■ **Task to carry out**
Locate the string "внедрения" in the listing below. Copy every line where it is found.

■ **Data for processing**
+-------+

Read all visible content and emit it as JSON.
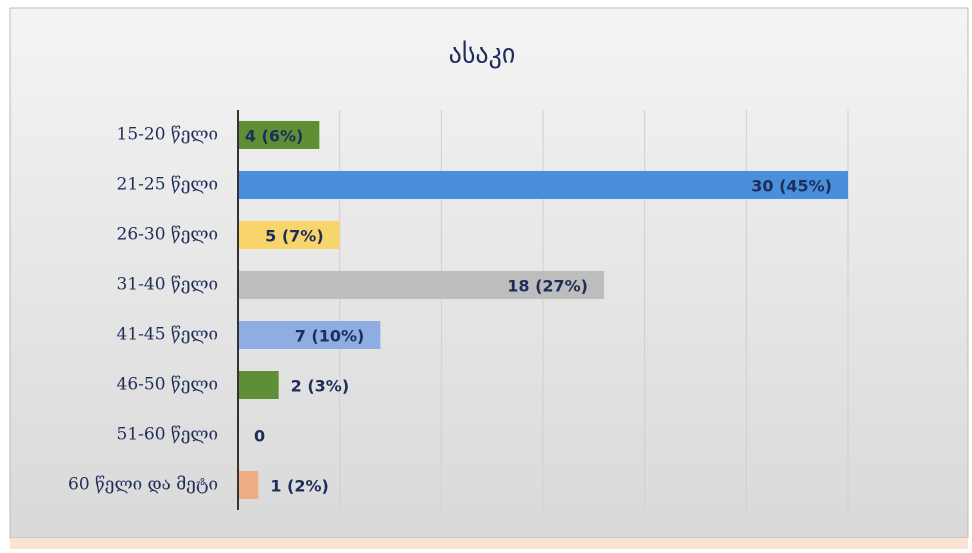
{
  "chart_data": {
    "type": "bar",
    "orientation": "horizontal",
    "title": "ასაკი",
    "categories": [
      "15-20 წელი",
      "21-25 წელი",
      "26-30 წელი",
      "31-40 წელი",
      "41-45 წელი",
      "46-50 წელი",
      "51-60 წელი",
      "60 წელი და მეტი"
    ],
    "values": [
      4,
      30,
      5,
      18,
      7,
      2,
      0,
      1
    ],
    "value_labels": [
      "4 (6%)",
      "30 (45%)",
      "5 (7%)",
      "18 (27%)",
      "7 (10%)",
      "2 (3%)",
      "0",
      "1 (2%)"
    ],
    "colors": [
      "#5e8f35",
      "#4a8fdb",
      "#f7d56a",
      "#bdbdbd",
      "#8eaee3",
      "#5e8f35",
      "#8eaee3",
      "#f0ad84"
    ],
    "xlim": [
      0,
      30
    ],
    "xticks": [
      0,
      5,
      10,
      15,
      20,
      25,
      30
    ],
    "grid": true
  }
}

+-------+

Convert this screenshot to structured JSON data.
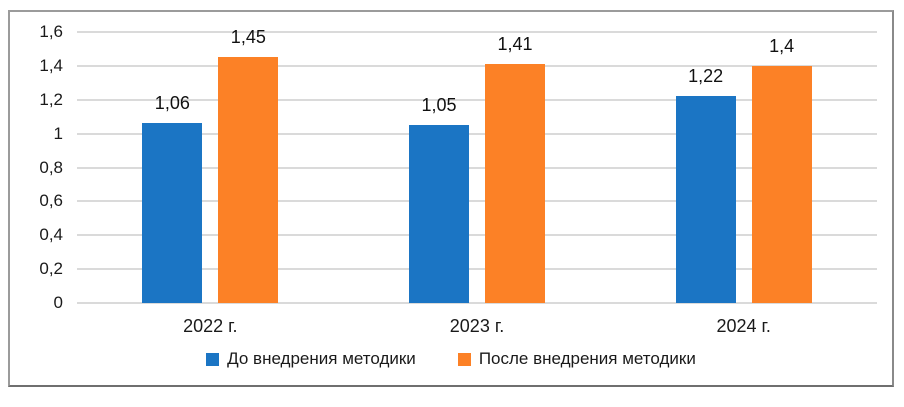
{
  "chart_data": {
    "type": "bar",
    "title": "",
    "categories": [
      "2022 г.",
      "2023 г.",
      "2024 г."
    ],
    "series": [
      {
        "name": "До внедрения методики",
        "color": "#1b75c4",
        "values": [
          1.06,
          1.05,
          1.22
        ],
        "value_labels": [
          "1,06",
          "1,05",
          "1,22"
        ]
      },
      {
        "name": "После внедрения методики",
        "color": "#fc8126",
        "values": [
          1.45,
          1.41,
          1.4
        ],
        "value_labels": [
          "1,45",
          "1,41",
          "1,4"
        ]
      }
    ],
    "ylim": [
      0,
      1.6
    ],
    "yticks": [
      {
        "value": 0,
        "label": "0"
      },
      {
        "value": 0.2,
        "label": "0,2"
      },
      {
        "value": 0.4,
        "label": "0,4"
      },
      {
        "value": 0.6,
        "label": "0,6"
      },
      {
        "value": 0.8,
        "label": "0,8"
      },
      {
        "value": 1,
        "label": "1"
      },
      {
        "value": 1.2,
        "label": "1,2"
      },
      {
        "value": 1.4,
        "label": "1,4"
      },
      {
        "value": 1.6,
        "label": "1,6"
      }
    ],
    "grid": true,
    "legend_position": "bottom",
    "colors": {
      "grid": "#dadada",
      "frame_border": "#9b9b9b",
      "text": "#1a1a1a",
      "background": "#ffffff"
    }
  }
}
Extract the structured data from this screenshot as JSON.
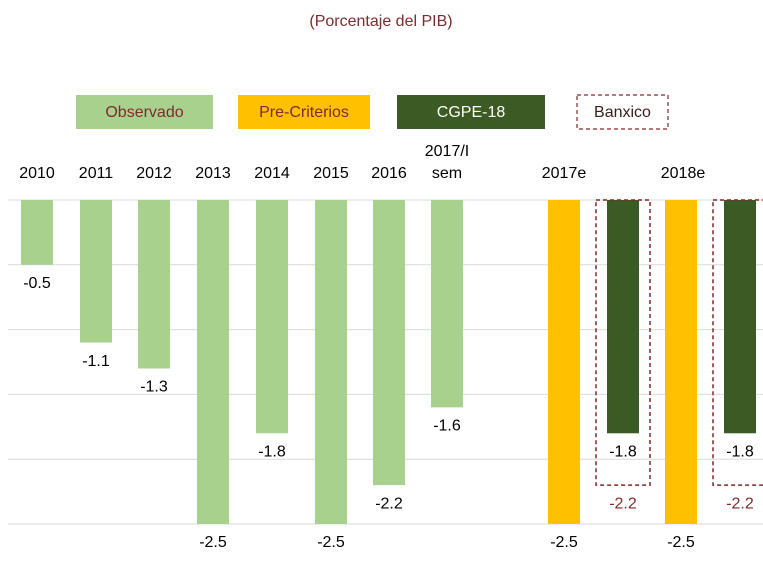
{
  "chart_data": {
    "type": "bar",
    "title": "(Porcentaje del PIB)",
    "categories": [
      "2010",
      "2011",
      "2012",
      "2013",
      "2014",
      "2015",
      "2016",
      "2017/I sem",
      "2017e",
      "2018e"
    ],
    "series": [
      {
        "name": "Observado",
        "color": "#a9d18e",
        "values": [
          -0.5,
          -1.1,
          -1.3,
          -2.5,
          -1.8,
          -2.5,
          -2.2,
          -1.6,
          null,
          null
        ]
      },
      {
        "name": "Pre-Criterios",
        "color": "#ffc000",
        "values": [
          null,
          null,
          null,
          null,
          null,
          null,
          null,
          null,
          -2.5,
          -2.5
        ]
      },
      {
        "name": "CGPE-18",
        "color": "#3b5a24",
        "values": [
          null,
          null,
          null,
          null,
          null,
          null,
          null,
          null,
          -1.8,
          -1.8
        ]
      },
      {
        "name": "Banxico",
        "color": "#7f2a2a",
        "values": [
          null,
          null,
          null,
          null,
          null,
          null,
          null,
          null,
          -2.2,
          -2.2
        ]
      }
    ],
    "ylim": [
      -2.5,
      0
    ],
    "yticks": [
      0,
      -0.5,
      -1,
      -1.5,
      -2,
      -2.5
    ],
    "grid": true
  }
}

+-------+

■ **Final result**
        "name": "До внедрения методики",
        "name": "После внедрения методики",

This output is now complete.